▸ **WRITTEN PROBLEM 1**
In the records, copy out verbatim every line from the one containing "group-name: 超広帯域フォトニクスグループ xyxy=(670,133,1247,182)" to the one containing "right-section-body xyxy=(993,676,1739,899)", both included.

▸ **SELECTED EXCERPT**
*-*-*

Note that some sample locations are represented with two, possibly diverging, rows. These rows don’t represent duplicate samples. Rather, they exist to represent variation in the data. So, in Yealand “house” can be pronounced as either /haʊs/ or /huːs/, whereas the other four words are pronounced uniformly. The individual vowels are very closely transcribed. We should set up a variable which contains all the non-lowered variants of the vowel, to aid in assigning them to the binary categories of (not) lowered:

conservative.vowels <- c("ᵊuː","ᵓuː","ᶷuː","uː",
                         "ʊ") ## upsilon only in "drought"

We’ll also set up some functions which translate from one row of the data frame to a string indicating which vowels are not lowered. We’ll use HTML formatting, since that’s what our tooltips will allow.

singleSummary <- function(vowels, word) {
    s <- vowels %in% conservative.vowels
    if (length(s) > 1 && !all(s) && any(s)) {
        return (paste0(word, " (varies)"))
    } else if (all(s)) {
        return (word)
    } else {
        return (NA)
    }
}
summaryString <- function(house, how, about, clouds, drought) {
    r <- ""
    x <- singleSummary(house, "House")
    if (!is.na(x)) r <- paste0(r, x, "<br />")

    x <- singleSummary(how, "How")
    if (!is.na(x)) r <- paste0(r, x, "<br />")

    x <- singleSummary(about, "About")
    if (!is.na(x)) r <- paste0(r, x, "<br />")

    x <- singleSummary(clouds, "Clouds")
    if (!is.na(x)) r <- paste0(r, x, "<br />")

    x <- singleSummary(drought, "Drought")
    if (!is.na(x)) r <- paste0(r, x, "<br />")

    ## Strip a trailing <br />
    r <- str_sub(r, end = -7)
    r <- ifelse(r == "", "(none)", r)
    return (r)
}

Reformatting the data

The first step of making a plot is almost always to reformat the data. I’ll be using the dplyr package for this. It’s a relatively new package, written by Hadley Wickham, who also wrote ggplot. Like ggplot, the learning curve is steep, but once you master the system it’s very intuitive and powerful. I won’t dwell on this code; ask me if you’d like to learn more or use this R command to read the introduction: vignette("introduction", package = "dplyr").

u.data <- tbl_df(u.data)
u.plot.data <- u.data %.%
    group_by(Town, Latitude, Longitude) %.%
    summarise(NUnLowered =
              sum(any(House %in% conservative.vowels),
                  any(How %in% conservative.vowels),
                  any(About %in% conservative.vowels),
                  any(Clouds %in% conservative.vowels),
                  any(Drought %in% conservative.vowels)),
              UnLoweredWds = summaryString(
                 House, How, About, Clouds, Drought),
              N = n())
u.plot.data$N <- u.plot.data$N * 5
head(as.data.frame(u.plot.data[20:25,]))

*-*-*

▸ **PROVIDED RECORDS**
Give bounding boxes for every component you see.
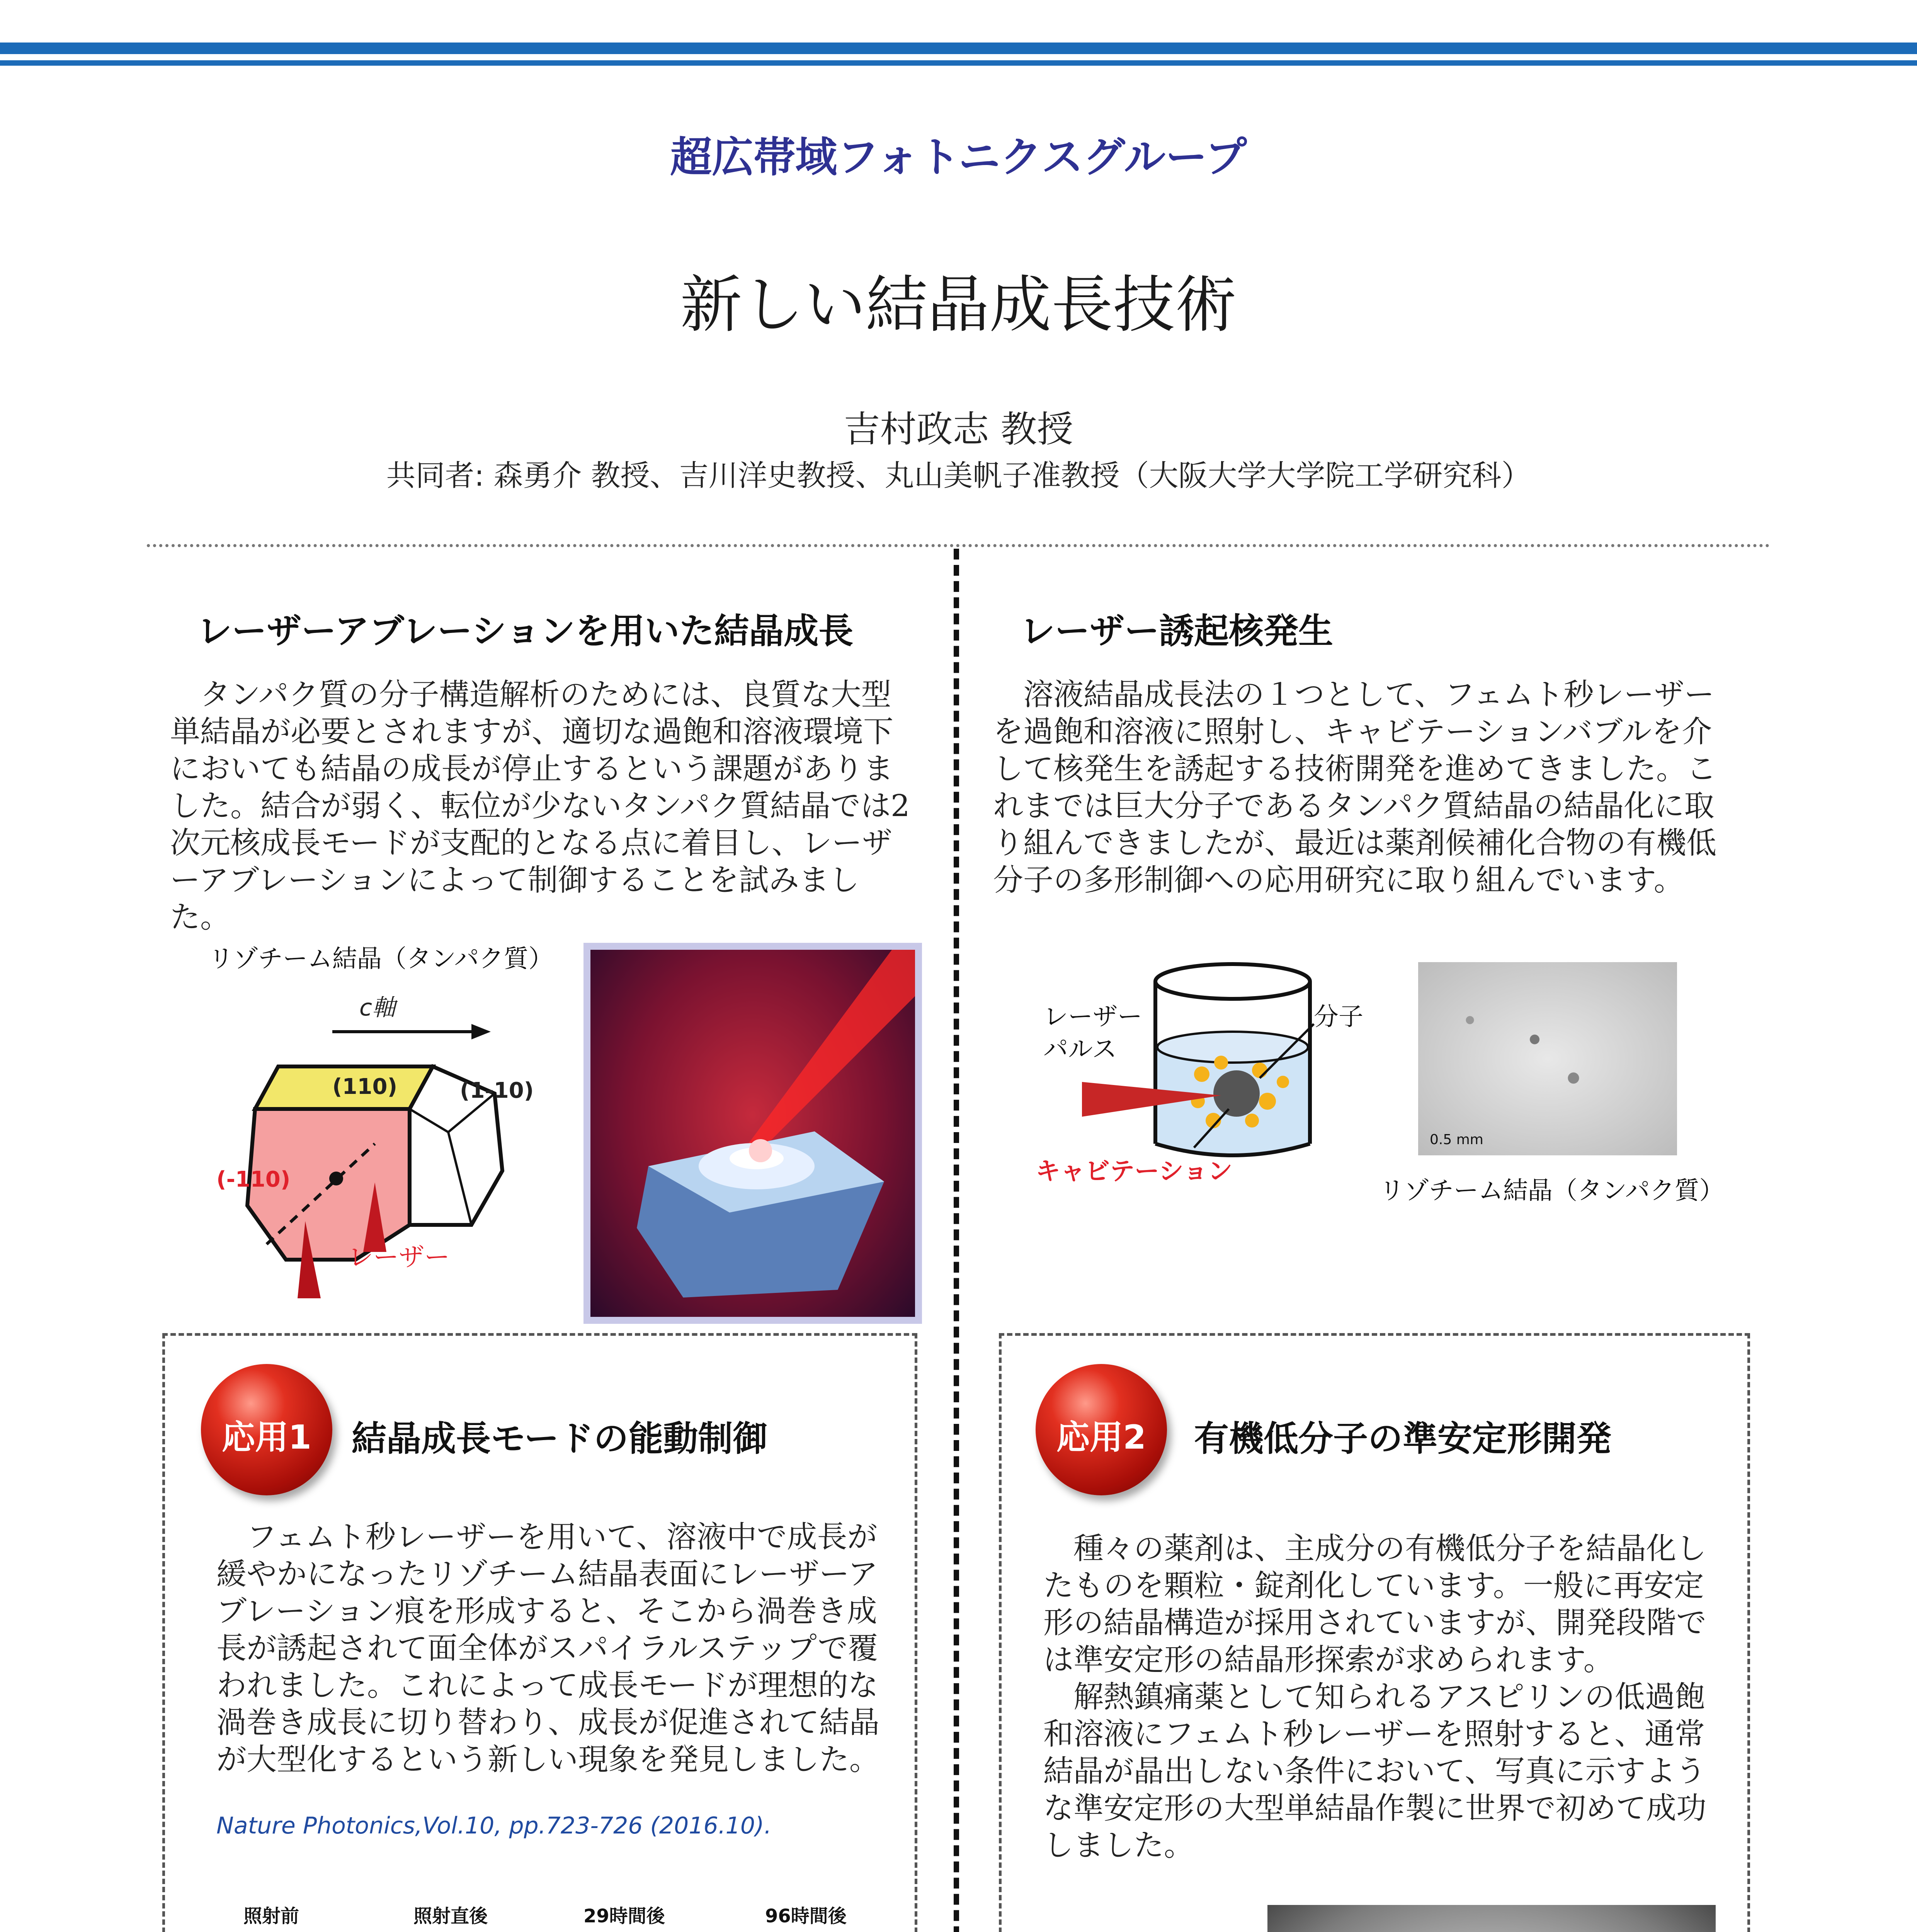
group-name: 超広帯域フォトニクスグループ xyxy=(670,133,1247,182)
left-section-body xyxy=(170,676,916,936)
application-2-paragraph-1: 種々の薬剤は、主成分の有機低分子を結晶化したものを顆粒・錠剤化しています。一般に再安定形の結晶構造が採用されていますが、開発段階では準安定形の結晶形探索が求められます。 xyxy=(1043,1531,1707,1677)
right-section-body xyxy=(993,676,1739,899)
panel-label-29h: 29時間後 xyxy=(583,1905,665,1927)
coauthors: 共同者: 森勇介 教授、吉川洋史教授、丸山美帆子准教授（大阪大学大学院工学研究科） xyxy=(386,458,1531,493)
citation: Nature Photonics,Vol.10, pp.723-726 (2016.10). xyxy=(216,1812,772,1839)
laser-beam-illustration xyxy=(590,950,915,1317)
application-1-badge-label: 応用1 xyxy=(222,1418,311,1457)
left-body-paragraph: タンパク質の分子構造解析のためには、良質な大型単結晶が必要とされますが、適切な過飽和溶液環境下においても結晶の成長が停止するという課題がありました。結合が弱く、転位が少ないタンパク質結晶では2次元核成長モードが支配的となる点に着目し、レーザーアブレーションによって制御することを試みました。 xyxy=(170,677,910,935)
application-2-body xyxy=(1043,1530,1723,1864)
application-1-badge xyxy=(201,1364,332,1495)
face-m110-label: (-110) xyxy=(216,1167,291,1192)
top-border xyxy=(0,43,1917,66)
aspirin-crystal-photo xyxy=(1267,1905,1716,1932)
beaker-diagram xyxy=(1074,958,1345,1175)
panel-label-before: 照射前 xyxy=(243,1905,299,1927)
header-divider xyxy=(147,544,1770,547)
column-divider xyxy=(954,549,959,1932)
laser-pulse-label xyxy=(1043,1001,1142,1066)
application-1-paragraph: フェムト秒レーザーを用いて、溶液中で成長が緩やかになったリゾチーム結晶表面にレーザーアブレーション痕を形成すると、そこから渦巻き成長が誘起されて面全体がスパイラルステップで覆われました。これによって成長モードが理想的な渦巻き成長に切り替わり、成長が促進されて結晶が大型化するという新しい現象を発見しました。 xyxy=(216,1520,880,1777)
author: 吉村政志 教授 xyxy=(844,408,1073,451)
right-section-heading: レーザー誘起核発生 xyxy=(1020,611,1333,651)
panel-label-just-after: 照射直後 xyxy=(413,1905,488,1927)
crystal-figure-title: リゾチーム結晶（タンパク質） xyxy=(209,945,553,973)
laser-label: レーザー xyxy=(348,1242,450,1272)
left-section-heading: レーザーアブレーションを用いた結晶成長 xyxy=(197,611,854,651)
application-2-paragraph-2: 解熱鎮痛薬として知られるアスピリンの低過飽和溶液にフェムト秒レーザーを照射すると、通常結晶が晶出しない条件において、写真に示すような準安定形の大型単結晶作製に世界で初めて成功しました。 xyxy=(1043,1680,1707,1863)
lysozyme-micrograph xyxy=(1418,962,1677,1155)
micrograph-caption: リゾチーム結晶（タンパク質） xyxy=(1379,1177,1724,1205)
arrow-right-icon xyxy=(332,1020,495,1043)
face-110-label: (110) xyxy=(332,1074,398,1099)
micrograph-scale: 0.5 mm xyxy=(1430,1132,1483,1148)
laser-pulse-line1: レーザー xyxy=(1043,1003,1142,1031)
application-2-badge-label: 応用2 xyxy=(1056,1418,1146,1457)
c-axis-label: c軸 xyxy=(359,994,395,1021)
laser-pulse-line2: パルス xyxy=(1043,1035,1117,1064)
right-body-paragraph: 溶液結晶成長法の１つとして、フェムト秒レーザーを過飽和溶液に照射し、キャビテーションバブルを介して核発生を誘起する技術開発を進めてきました。これまでは巨大分子であるタンパク質結晶の結晶化に取り組んできましたが、最近は薬剤候補化合物の有機低分子の多形制御への応用研究に取り組んでいます。 xyxy=(993,677,1717,898)
face-1-10-label: (1-10) xyxy=(460,1078,534,1103)
application-2-badge xyxy=(1036,1364,1167,1495)
application-1-heading: 結晶成長モードの能動制御 xyxy=(352,1418,768,1459)
cavitation-label: キャビテーション xyxy=(1036,1157,1233,1186)
molecule-label: 分子 xyxy=(1314,1003,1363,1031)
page-title: 新しい結晶成長技術 xyxy=(680,269,1237,341)
application-1-body xyxy=(216,1519,881,1778)
panel-label-96h: 96時間後 xyxy=(765,1905,847,1927)
laser-ablation-illustration xyxy=(583,943,922,1324)
application-2-heading: 有機低分子の準安定形開発 xyxy=(1194,1418,1611,1459)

*-*-*

▸ **WRITTEN PROBLEM 2**
Extend the R walkthrough on mapping vowel lowering past its final line.

▸ **FINAL ANSWER 1**
group-name: 超広帯域フォトニクスグループ xyxy=(670,133,1247,182)
left-section-body xyxy=(170,676,916,936)
application-2-paragraph-1: 種々の薬剤は、主成分の有機低分子を結晶化したものを顆粒・錠剤化しています。一般に再安定形の結晶構造が採用されていますが、開発段階では準安定形の結晶形探索が求められます。 xyxy=(1043,1531,1707,1677)
right-section-body xyxy=(993,676,1739,899)

▸ **FINAL ANSWER 2**
We also need to read in some boundary data; this luckily is very easy:

mapdata <- map_data("worldHires", "UK")

Tooltips

We also need a function to enable tooltips on our map. I’ve set this up so that it fits in to the usual ggplot syntax as closely as possible. Instead of using (for this example) geom_point, we instead need to call geom_tooltip. And we need to add a tooltip key to our aes, which specifies, in HTML format, the tooltip we want. We also add a real.geom argument which indicates the ggplot geom we wish to decorate with the tooltip.

The function to do this packs a lot of punch. The rest of this post will be dedicated to explaining it carefully, but if you’re just here for the cool map, you should skip to the next section.

geom_tooltip <- function (mapping = NULL, data = NULL, stat = "identity",
                          position = "identity", real.geom = NULL, ...) {
    rg <- real.geom(mapping = mapping, data = data, stat = stat, ## 
                    position = position, ...)

    rg$geom <- proto(rg$geom, { ## 
        draw <- function(., data, ...) {
            grobs <- list()
            for (i in 1:nrow(data)) {
                grob <- .super$draw(., data[i,], ...) ## 
                grobs[[i]] <- garnishGrob(grob,  ## 
                                          `data-tooltip`=data[i,]$tooltip)
            }
            ggplot2:::ggname("geom_tooltip", gTree(
                children = do.call("gList", grobs)
                ))
        }
        required_aes <- c("tooltip", .super$required_aes)
    })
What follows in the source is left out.